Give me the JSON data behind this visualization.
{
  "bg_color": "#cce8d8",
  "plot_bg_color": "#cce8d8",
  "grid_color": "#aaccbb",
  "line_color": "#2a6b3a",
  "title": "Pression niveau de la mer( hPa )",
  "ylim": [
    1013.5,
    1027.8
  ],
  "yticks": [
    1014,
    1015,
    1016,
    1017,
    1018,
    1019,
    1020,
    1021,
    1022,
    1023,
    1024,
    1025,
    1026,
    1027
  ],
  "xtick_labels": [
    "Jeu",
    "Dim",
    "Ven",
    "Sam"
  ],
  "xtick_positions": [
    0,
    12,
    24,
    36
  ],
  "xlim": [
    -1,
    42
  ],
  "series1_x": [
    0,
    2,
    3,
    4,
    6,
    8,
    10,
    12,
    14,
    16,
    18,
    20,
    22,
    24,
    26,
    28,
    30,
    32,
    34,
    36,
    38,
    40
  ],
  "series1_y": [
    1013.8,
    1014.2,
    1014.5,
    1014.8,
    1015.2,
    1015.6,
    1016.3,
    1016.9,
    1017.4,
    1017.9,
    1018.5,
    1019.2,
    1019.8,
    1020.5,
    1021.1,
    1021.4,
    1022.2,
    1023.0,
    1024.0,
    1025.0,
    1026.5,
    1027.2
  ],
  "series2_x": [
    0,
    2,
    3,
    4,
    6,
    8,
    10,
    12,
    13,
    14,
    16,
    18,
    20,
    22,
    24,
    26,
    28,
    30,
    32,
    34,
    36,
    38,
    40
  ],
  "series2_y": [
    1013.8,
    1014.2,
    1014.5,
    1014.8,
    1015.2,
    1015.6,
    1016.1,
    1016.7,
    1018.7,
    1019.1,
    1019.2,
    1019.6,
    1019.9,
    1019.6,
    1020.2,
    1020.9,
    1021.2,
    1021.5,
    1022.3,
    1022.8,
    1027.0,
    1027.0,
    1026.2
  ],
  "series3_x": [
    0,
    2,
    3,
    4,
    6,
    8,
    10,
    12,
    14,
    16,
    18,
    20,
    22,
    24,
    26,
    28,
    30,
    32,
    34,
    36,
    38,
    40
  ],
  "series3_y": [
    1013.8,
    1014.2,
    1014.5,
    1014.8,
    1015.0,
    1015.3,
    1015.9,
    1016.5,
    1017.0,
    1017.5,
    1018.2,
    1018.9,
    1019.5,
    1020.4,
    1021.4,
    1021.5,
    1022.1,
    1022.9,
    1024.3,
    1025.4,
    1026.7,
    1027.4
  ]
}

- Aim of the task -
Go back to the listing above and please repeat it exactly.

- Solution to this exercise -
Give me the JSON data behind this visualization.
{
  "bg_color": "#cce8d8",
  "plot_bg_color": "#cce8d8",
  "grid_color": "#aaccbb",
  "line_color": "#2a6b3a",
  "title": "Pression niveau de la mer( hPa )",
  "ylim": [
    1013.5,
    1027.8
  ],
  "yticks": [
    1014,
    1015,
    1016,
    1017,
    1018,
    1019,
    1020,
    1021,
    1022,
    1023,
    1024,
    1025,
    1026,
    1027
  ],
  "xtick_labels": [
    "Jeu",
    "Dim",
    "Ven",
    "Sam"
  ],
  "xtick_positions": [
    0,
    12,
    24,
    36
  ],
  "xlim": [
    -1,
    42
  ],
  "series1_x": [
    0,
    2,
    3,
    4,
    6,
    8,
    10,
    12,
    14,
    16,
    18,
    20,
    22,
    24,
    26,
    28,
    30,
    32,
    34,
    36,
    38,
    40
  ],
  "series1_y": [
    1013.8,
    1014.2,
    1014.5,
    1014.8,
    1015.2,
    1015.6,
    1016.3,
    1016.9,
    1017.4,
    1017.9,
    1018.5,
    1019.2,
    1019.8,
    1020.5,
    1021.1,
    1021.4,
    1022.2,
    1023.0,
    1024.0,
    1025.0,
    1026.5,
    1027.2
  ],
  "series2_x": [
    0,
    2,
    3,
    4,
    6,
    8,
    10,
    12,
    13,
    14,
    16,
    18,
    20,
    22,
    24,
    26,
    28,
    30,
    32,
    34,
    36,
    38,
    40
  ],
  "series2_y": [
    1013.8,
    1014.2,
    1014.5,
    1014.8,
    1015.2,
    1015.6,
    1016.1,
    1016.7,
    1018.7,
    1019.1,
    1019.2,
    1019.6,
    1019.9,
    1019.6,
    1020.2,
    1020.9,
    1021.2,
    1021.5,
    1022.3,
    1022.8,
    1027.0,
    1027.0,
    1026.2
  ],
  "series3_x": [
    0,
    2,
    3,
    4,
    6,
    8,
    10,
    12,
    14,
    16,
    18,
    20,
    22,
    24,
    26,
    28,
    30,
    32,
    34,
    36,
    38,
    40
  ],
  "series3_y": [
    1013.8,
    1014.2,
    1014.5,
    1014.8,
    1015.0,
    1015.3,
    1015.9,
    1016.5,
    1017.0,
    1017.5,
    1018.2,
    1018.9,
    1019.5,
    1020.4,
    1021.4,
    1021.5,
    1022.1,
    1022.9,
    1024.3,
    1025.4,
    1026.7,
    1027.4
  ]
}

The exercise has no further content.